--- GIVEN RECORDS ---
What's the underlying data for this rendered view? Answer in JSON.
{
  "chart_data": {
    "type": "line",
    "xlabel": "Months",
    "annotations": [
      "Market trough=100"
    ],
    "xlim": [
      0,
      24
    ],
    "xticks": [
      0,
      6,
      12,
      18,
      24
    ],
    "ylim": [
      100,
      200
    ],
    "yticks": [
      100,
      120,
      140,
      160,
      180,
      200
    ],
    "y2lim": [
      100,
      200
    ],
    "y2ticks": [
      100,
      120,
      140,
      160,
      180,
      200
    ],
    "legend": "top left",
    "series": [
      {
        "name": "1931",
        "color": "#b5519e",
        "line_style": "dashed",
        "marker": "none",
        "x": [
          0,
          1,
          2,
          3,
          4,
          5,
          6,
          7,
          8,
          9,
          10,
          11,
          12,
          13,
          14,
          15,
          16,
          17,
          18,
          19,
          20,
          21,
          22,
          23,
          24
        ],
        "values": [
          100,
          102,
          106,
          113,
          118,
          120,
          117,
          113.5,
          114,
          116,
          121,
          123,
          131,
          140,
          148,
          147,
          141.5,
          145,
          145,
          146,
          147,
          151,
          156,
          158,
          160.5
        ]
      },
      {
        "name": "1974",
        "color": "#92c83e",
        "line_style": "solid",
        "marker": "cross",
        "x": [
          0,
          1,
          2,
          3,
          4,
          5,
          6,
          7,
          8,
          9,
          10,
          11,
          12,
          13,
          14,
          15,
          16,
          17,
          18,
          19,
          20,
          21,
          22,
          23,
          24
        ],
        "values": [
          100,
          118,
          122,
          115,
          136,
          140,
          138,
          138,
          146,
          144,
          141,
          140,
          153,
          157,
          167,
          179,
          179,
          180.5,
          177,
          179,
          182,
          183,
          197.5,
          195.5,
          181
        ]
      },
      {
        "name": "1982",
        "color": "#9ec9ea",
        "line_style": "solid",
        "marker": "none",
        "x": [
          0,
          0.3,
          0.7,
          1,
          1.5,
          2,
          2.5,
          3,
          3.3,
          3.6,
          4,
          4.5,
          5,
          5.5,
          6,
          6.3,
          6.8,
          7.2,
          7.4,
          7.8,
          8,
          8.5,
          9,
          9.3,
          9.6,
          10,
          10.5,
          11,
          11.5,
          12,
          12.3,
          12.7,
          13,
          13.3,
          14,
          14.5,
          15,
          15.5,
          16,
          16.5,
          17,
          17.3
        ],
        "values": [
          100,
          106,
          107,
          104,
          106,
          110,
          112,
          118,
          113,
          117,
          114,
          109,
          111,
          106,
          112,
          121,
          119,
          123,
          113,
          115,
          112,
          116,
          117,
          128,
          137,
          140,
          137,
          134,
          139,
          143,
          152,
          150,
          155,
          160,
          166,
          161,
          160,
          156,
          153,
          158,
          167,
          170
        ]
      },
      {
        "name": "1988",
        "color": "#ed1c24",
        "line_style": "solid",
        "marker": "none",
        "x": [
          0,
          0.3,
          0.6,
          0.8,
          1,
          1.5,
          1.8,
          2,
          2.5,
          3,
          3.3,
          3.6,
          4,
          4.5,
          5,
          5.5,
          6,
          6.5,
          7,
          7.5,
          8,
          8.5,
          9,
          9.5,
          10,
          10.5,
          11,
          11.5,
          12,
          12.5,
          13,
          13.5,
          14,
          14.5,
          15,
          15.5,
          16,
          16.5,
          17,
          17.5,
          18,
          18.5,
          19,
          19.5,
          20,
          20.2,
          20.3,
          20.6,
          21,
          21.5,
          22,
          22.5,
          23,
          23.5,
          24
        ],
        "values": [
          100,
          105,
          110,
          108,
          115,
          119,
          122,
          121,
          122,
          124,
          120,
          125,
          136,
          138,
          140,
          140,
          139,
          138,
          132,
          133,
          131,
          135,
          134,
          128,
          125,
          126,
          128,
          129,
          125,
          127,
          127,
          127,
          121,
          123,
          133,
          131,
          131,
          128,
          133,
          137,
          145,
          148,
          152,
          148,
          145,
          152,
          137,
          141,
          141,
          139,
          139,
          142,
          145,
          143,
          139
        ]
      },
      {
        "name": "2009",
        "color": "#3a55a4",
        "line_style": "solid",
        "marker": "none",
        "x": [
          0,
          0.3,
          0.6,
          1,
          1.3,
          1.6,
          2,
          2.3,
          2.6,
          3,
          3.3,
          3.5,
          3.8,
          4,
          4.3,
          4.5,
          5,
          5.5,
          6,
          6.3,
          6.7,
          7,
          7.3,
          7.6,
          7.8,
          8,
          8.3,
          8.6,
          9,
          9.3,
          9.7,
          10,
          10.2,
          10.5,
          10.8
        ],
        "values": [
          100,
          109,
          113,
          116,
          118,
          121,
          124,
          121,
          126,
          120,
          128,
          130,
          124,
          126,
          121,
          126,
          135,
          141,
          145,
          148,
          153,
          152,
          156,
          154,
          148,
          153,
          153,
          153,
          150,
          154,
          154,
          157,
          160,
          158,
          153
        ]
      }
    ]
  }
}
---
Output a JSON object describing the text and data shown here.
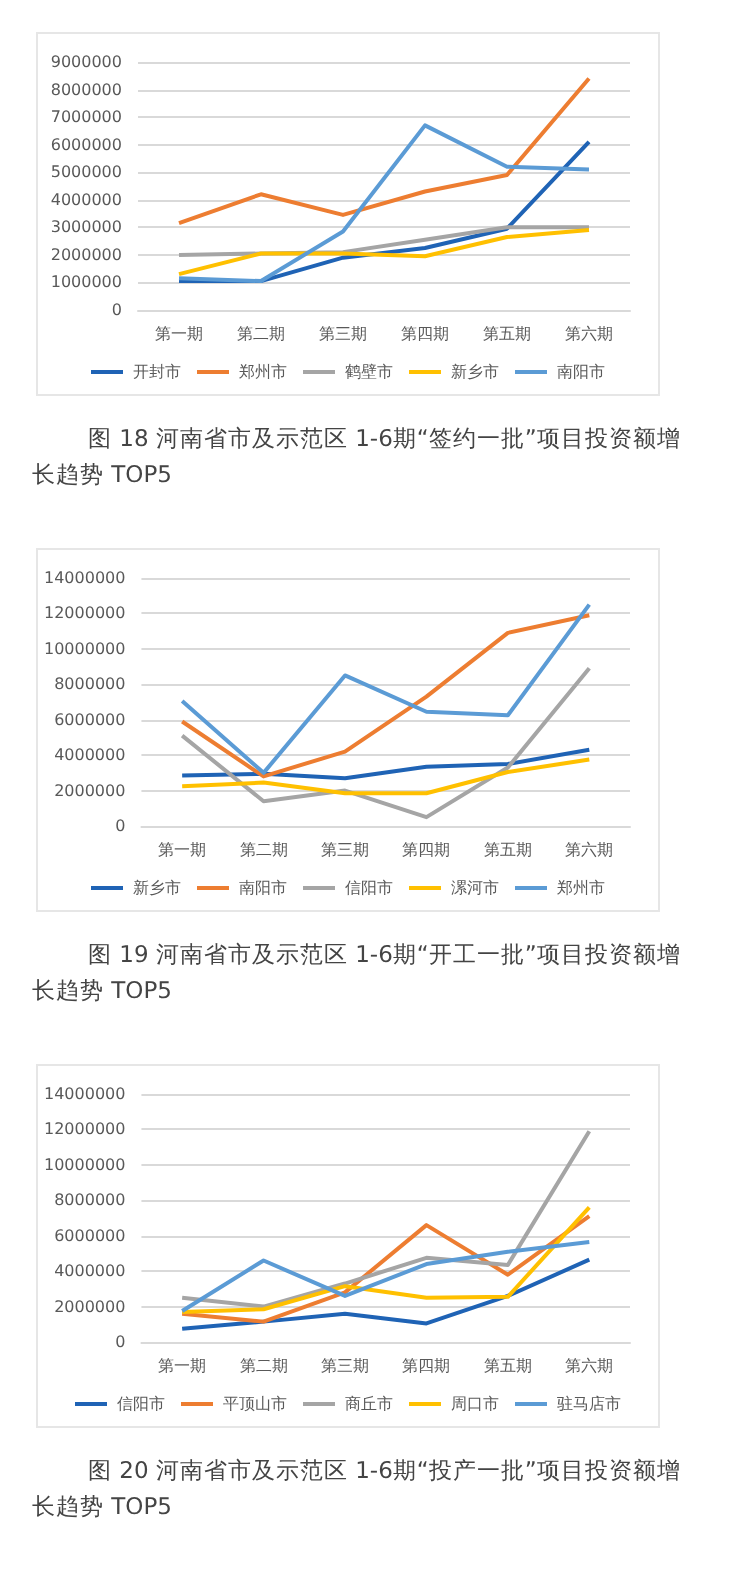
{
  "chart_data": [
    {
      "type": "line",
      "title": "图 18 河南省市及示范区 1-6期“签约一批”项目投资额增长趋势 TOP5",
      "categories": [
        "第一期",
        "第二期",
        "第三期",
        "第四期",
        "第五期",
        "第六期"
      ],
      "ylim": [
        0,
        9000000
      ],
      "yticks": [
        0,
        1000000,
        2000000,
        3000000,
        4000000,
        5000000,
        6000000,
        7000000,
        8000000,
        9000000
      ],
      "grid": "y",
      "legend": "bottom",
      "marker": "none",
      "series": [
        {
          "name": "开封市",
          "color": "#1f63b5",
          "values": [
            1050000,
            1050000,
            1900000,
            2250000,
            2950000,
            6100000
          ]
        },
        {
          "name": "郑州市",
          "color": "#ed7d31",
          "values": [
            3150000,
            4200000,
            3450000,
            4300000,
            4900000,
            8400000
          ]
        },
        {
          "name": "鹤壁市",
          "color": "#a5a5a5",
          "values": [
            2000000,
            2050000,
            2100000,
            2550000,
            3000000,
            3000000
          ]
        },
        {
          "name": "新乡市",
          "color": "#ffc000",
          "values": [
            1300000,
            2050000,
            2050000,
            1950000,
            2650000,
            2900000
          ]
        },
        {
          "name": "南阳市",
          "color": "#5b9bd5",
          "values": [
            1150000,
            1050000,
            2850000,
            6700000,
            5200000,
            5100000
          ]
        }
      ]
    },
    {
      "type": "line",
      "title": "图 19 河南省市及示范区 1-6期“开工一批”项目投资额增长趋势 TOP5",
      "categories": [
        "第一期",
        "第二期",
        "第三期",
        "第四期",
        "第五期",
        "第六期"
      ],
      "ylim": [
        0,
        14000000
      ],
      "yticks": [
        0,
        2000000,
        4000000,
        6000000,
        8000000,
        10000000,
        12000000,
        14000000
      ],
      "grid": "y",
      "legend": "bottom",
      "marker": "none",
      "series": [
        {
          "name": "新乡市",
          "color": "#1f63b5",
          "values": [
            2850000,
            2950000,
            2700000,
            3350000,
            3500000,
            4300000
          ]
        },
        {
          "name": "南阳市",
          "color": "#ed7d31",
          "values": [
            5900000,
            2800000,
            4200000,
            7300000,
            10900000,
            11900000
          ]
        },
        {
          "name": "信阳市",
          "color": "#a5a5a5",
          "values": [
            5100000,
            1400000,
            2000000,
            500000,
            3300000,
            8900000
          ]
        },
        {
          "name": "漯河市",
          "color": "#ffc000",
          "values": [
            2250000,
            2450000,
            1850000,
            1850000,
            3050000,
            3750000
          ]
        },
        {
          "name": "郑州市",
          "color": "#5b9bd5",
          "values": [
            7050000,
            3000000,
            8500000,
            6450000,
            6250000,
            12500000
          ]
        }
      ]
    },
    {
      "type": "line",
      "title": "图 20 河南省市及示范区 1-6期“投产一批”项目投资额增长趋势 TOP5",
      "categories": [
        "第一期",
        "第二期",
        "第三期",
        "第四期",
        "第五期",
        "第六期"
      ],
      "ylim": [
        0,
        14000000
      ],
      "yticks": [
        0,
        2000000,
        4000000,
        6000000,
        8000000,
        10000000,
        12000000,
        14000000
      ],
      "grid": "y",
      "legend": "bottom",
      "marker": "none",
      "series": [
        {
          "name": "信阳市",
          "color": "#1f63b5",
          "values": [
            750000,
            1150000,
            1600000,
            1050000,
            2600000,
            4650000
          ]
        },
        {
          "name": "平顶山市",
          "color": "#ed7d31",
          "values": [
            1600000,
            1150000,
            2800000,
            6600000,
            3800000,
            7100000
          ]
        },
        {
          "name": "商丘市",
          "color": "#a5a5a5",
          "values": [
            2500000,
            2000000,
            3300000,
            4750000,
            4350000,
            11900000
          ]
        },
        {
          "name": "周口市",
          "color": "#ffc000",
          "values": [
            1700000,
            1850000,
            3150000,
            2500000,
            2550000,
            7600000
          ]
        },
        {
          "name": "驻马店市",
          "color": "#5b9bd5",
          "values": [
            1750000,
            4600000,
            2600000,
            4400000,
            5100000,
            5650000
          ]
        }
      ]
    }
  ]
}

--- EXERCISE ---
Each line holding the word "title" counts once; report the total and nothing else.

--- ANSWER ---
3